(Data entries)
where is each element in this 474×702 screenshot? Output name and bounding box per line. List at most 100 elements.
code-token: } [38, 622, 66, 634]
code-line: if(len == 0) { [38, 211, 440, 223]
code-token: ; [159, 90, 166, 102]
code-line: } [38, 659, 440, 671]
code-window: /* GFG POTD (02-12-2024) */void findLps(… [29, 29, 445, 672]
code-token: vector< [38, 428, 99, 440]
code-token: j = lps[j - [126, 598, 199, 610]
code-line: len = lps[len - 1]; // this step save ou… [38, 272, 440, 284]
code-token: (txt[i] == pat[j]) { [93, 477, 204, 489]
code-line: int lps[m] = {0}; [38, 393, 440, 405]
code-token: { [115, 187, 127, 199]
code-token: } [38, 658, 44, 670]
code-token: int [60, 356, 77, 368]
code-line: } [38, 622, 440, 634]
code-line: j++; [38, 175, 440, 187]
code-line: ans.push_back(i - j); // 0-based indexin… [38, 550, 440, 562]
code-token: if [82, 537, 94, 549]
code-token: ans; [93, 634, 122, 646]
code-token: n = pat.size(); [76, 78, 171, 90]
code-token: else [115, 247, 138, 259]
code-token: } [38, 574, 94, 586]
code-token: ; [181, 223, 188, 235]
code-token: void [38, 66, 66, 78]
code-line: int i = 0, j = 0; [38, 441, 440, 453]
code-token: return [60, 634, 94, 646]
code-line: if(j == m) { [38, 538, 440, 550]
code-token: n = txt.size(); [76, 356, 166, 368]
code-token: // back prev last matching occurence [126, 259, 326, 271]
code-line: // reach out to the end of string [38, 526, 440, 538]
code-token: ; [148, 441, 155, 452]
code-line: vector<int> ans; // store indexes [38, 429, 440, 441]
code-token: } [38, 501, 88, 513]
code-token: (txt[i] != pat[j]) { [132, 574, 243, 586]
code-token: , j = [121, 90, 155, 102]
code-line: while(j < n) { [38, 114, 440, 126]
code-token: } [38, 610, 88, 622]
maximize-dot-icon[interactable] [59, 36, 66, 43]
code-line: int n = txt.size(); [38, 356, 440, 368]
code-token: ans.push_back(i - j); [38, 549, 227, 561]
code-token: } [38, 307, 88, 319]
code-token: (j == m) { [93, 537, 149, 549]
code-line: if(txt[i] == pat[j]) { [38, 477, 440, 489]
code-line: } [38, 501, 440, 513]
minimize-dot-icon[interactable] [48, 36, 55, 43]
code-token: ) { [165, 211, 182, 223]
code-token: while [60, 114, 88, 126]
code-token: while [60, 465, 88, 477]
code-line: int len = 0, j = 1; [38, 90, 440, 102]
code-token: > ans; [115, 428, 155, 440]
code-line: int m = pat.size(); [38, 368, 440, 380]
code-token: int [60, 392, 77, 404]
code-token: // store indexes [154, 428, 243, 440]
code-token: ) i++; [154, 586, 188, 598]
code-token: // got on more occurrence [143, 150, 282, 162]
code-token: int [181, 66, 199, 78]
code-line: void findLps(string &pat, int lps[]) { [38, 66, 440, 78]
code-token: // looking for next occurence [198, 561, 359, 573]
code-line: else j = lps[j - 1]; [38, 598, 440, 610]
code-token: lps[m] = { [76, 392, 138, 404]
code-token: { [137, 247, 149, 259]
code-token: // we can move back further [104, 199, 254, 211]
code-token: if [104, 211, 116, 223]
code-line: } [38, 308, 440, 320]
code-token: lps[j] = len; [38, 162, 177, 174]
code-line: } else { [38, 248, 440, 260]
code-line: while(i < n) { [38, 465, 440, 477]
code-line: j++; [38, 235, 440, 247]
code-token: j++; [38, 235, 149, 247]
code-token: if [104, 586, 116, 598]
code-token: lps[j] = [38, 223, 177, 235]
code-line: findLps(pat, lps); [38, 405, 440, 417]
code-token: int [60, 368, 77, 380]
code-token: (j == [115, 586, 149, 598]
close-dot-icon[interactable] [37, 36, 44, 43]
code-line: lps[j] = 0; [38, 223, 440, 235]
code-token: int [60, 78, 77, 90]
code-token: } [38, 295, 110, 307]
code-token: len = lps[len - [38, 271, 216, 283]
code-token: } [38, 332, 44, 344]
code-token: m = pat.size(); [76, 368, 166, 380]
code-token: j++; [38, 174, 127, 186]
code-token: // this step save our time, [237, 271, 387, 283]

Requirements
Extract the lines from the start of the data entries through the line that contains "code-line: len = lps[len", both ends included, and reproduce them without any changes.

Response
where is each element in this 474×702 screenshot? Output name and bounding box per line. List at most 100 elements.
code-token: } [38, 622, 66, 634]
code-line: if(len == 0) { [38, 211, 440, 223]
code-token: ; [159, 90, 166, 102]
code-line: } [38, 659, 440, 671]
code-window: /* GFG POTD (02-12-2024) */void findLps(… [29, 29, 445, 672]
code-token: vector< [38, 428, 99, 440]
code-token: j = lps[j - [126, 598, 199, 610]
code-line: len = lps[len - 1]; // this step save ou… [38, 272, 440, 284]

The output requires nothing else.